The input —
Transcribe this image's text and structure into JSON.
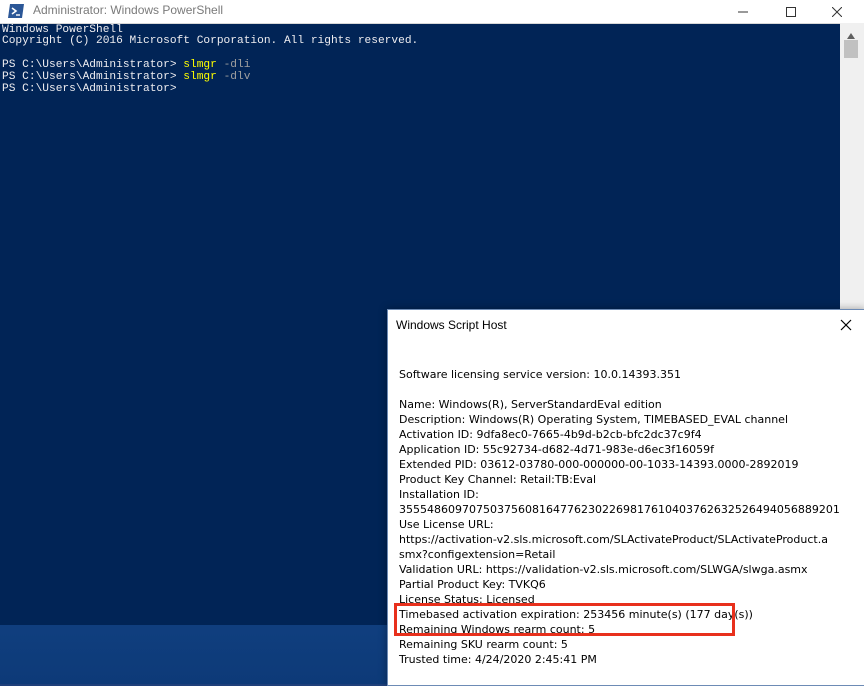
{
  "powershell": {
    "title": "Administrator: Windows PowerShell",
    "lines": [
      {
        "text": "Windows PowerShell"
      },
      {
        "text": "Copyright (C) 2016 Microsoft Corporation. All rights reserved."
      },
      {
        "text": ""
      },
      {
        "prompt": "PS C:\\Users\\Administrator> ",
        "cmd": "slmgr",
        "arg": " -dli"
      },
      {
        "prompt": "PS C:\\Users\\Administrator> ",
        "cmd": "slmgr",
        "arg": " -dlv"
      },
      {
        "prompt": "PS C:\\Users\\Administrator>",
        "cmd": "",
        "arg": ""
      }
    ],
    "colors": {
      "background": "#012456",
      "text": "#eeedf0",
      "command": "#ffff00"
    }
  },
  "dialog": {
    "title": "Windows Script Host",
    "service_version": "Software licensing service version: 10.0.14393.351",
    "name": "Name: Windows(R), ServerStandardEval edition",
    "description": "Description: Windows(R) Operating System, TIMEBASED_EVAL channel",
    "activation_id": "Activation ID: 9dfa8ec0-7665-4b9d-b2cb-bfc2dc37c9f4",
    "application_id": "Application ID: 55c92734-d682-4d71-983e-d6ec3f16059f",
    "extended_pid": "Extended PID: 03612-03780-000-000000-00-1033-14393.0000-2892019",
    "product_key_channel": "Product Key Channel: Retail:TB:Eval",
    "installation_id_label": "Installation ID:",
    "installation_id": "355548609707503756081647762302269817610403762632526494056889201",
    "use_license_url_label": "Use License URL:",
    "use_license_url": "https://activation-v2.sls.microsoft.com/SLActivateProduct/SLActivateProduct.asmx?configextension=Retail",
    "validation_url": "Validation URL: https://validation-v2.sls.microsoft.com/SLWGA/slwga.asmx",
    "partial_product_key": "Partial Product Key: TVKQ6",
    "license_status": "License Status: Licensed",
    "timebased_expiration": "Timebased activation expiration: 253456 minute(s) (177 day(s))",
    "windows_rearm": "Remaining Windows rearm count: 5",
    "sku_rearm": "Remaining SKU rearm count: 5",
    "trusted_time": "Trusted time: 4/24/2020 2:45:41 PM",
    "highlight_color": "#e8301c"
  }
}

Exercise goal — Set down all the data again exactly as above, pictures excluded.

Solution —
Transcribe this image's text and structure into JSON.
{
  "powershell": {
    "title": "Administrator: Windows PowerShell",
    "lines": [
      {
        "text": "Windows PowerShell"
      },
      {
        "text": "Copyright (C) 2016 Microsoft Corporation. All rights reserved."
      },
      {
        "text": ""
      },
      {
        "prompt": "PS C:\\Users\\Administrator> ",
        "cmd": "slmgr",
        "arg": " -dli"
      },
      {
        "prompt": "PS C:\\Users\\Administrator> ",
        "cmd": "slmgr",
        "arg": " -dlv"
      },
      {
        "prompt": "PS C:\\Users\\Administrator>",
        "cmd": "",
        "arg": ""
      }
    ],
    "colors": {
      "background": "#012456",
      "text": "#eeedf0",
      "command": "#ffff00"
    }
  },
  "dialog": {
    "title": "Windows Script Host",
    "service_version": "Software licensing service version: 10.0.14393.351",
    "name": "Name: Windows(R), ServerStandardEval edition",
    "description": "Description: Windows(R) Operating System, TIMEBASED_EVAL channel",
    "activation_id": "Activation ID: 9dfa8ec0-7665-4b9d-b2cb-bfc2dc37c9f4",
    "application_id": "Application ID: 55c92734-d682-4d71-983e-d6ec3f16059f",
    "extended_pid": "Extended PID: 03612-03780-000-000000-00-1033-14393.0000-2892019",
    "product_key_channel": "Product Key Channel: Retail:TB:Eval",
    "installation_id_label": "Installation ID:",
    "installation_id": "355548609707503756081647762302269817610403762632526494056889201",
    "use_license_url_label": "Use License URL:",
    "use_license_url": "https://activation-v2.sls.microsoft.com/SLActivateProduct/SLActivateProduct.asmx?configextension=Retail",
    "validation_url": "Validation URL: https://validation-v2.sls.microsoft.com/SLWGA/slwga.asmx",
    "partial_product_key": "Partial Product Key: TVKQ6",
    "license_status": "License Status: Licensed",
    "timebased_expiration": "Timebased activation expiration: 253456 minute(s) (177 day(s))",
    "windows_rearm": "Remaining Windows rearm count: 5",
    "sku_rearm": "Remaining SKU rearm count: 5",
    "trusted_time": "Trusted time: 4/24/2020 2:45:41 PM",
    "highlight_color": "#e8301c"
  }
}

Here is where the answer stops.